Folks Southern Kitchen, Marietta GA (CLOSED)

The story of Atlanta’s Folks Southern Kitchen is another one where the small chain’s heyday seems to be behind them. However, unlike a couple of the earlier stories I’ve told here about, say, The Mad Italian and Old Hickory House, where the last remaining outpost of a chain is struggling to remain relevant, Folks still seems to have a pretty good bit of life in it. I say this even though the chain, which once numbered twenty stores in north Georgia, is down to ten around I-285. Two more, in Cumming and McDonough, were recently converted to a new “concept,” Rusty Rooster Cafe, which apparently serve very similar food in a “fast casual” setting. That we’re talking about food in terms like “concepts” and “fast casual” is probably a warning flag to many food lovers that the food’s quality might have been a little lost under the weight of marketing.

Folks was originally called, and you’ll love this, Po Folks. The first store opened in 1978. I’m not sure which that was, but I recall that the one on 41 and Windy Hill must have opened around that time. It had a bright red roof and all of the signage and menus were written in a tacky font meant to represent the scrawlings of an illiterate hillbilly. My own folks got takeaway from them quite frequently – their sweet tea was said to be the best of any restaurant – but I don’t remember ever actually eating there.

• Exercise requirements: Please write out, word for word, the portion of the Folks Southern Kitchen text starting at "The story of" and ending at "weight of marketing.".

• Extracted material:
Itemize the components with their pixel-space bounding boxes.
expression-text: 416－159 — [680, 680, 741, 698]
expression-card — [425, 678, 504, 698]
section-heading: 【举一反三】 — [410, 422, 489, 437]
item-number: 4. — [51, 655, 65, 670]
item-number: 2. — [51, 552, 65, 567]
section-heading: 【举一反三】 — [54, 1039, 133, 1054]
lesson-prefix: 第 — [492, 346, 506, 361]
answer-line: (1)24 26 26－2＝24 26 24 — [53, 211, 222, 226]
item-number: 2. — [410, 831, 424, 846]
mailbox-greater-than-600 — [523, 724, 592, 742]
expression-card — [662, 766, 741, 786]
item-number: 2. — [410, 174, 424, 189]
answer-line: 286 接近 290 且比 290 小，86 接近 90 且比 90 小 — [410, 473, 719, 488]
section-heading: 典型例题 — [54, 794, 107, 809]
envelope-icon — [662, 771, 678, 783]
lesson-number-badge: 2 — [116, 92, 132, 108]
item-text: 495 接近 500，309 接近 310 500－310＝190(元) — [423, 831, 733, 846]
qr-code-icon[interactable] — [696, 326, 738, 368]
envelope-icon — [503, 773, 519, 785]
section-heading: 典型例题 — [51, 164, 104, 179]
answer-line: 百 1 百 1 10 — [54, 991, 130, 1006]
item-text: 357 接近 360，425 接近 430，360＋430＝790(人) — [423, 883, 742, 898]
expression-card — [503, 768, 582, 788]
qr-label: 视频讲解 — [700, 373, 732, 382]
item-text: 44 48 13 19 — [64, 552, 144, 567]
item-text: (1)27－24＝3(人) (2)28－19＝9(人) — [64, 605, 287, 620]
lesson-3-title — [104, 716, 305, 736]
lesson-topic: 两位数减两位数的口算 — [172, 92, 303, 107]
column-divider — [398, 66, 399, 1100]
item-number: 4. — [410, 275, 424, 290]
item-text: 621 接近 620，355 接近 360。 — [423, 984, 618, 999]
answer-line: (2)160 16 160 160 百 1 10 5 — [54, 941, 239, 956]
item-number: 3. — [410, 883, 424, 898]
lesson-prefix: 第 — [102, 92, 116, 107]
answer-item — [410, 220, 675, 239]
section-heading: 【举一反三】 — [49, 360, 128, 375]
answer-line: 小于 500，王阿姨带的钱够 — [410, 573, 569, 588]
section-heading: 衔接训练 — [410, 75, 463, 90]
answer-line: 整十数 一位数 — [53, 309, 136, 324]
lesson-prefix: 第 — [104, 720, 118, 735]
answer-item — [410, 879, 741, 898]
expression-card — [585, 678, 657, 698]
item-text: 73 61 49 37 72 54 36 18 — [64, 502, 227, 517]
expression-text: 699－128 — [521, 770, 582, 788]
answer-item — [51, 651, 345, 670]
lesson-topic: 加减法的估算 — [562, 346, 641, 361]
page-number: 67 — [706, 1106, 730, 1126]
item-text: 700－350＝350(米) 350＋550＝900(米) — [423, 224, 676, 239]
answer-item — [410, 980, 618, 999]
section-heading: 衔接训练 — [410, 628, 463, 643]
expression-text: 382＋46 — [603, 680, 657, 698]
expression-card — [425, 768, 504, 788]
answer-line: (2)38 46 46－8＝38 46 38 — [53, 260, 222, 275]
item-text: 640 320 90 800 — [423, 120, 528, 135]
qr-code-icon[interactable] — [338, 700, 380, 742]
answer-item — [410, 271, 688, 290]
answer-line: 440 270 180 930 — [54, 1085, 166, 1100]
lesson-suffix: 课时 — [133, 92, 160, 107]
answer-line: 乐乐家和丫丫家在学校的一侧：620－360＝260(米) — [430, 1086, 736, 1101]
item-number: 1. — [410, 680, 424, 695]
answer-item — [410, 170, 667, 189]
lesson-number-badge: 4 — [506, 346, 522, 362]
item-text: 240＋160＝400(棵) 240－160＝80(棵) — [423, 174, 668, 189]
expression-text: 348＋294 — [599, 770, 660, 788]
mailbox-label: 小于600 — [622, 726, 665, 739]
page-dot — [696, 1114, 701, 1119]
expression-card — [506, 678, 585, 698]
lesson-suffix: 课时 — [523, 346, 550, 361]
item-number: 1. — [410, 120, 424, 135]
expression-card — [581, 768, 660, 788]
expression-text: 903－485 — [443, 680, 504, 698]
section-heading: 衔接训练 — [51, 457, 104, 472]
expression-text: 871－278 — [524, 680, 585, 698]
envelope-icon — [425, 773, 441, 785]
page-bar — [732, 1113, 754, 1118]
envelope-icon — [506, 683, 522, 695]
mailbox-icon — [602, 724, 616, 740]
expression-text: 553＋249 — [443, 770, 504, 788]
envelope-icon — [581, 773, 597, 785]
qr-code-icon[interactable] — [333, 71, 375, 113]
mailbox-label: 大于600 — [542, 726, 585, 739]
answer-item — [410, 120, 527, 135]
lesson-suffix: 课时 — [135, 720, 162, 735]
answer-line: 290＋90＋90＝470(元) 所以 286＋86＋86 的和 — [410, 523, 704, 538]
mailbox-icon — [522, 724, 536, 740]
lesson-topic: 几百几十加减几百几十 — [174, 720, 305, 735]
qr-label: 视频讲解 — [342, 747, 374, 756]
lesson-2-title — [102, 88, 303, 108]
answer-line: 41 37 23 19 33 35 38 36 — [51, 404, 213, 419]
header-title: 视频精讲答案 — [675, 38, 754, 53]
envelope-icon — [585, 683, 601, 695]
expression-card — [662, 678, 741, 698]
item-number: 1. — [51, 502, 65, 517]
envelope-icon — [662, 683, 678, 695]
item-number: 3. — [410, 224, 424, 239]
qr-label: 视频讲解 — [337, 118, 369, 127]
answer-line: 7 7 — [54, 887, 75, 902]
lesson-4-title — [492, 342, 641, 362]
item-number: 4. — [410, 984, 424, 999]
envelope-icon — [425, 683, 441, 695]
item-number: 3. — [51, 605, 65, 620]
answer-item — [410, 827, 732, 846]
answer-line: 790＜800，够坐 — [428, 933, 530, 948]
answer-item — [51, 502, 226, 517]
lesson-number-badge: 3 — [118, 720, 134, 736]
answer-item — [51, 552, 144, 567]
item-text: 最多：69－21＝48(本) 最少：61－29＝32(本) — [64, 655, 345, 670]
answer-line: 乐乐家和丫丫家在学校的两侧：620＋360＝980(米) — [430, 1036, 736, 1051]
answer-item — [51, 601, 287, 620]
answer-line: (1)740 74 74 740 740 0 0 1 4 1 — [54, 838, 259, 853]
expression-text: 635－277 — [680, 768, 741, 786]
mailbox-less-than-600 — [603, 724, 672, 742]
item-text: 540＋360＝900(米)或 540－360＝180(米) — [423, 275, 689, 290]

• Answer below:
The story of Atlanta’s Folks Southern Kitchen is another one where the small chain’s heyday seems to be behind them. However, unlike a couple of the earlier stories I’ve told here about, say, The Mad Italian and Old Hickory House, where the last remaining outpost of a chain is struggling to remain relevant, Folks still seems to have a pretty good bit of life in it. I say this even though the chain, which once numbered twenty stores in north Georgia, is down to ten around I-285. Two more, in Cumming and McDonough, were recently converted to a new “concept,” Rusty Rooster Cafe, which apparently serve very similar food in a “fast casual” setting. That we’re talking about food in terms like “concepts” and “fast casual” is probably a warning flag to many food lovers that the food’s quality might have been a little lost under the weight of marketing.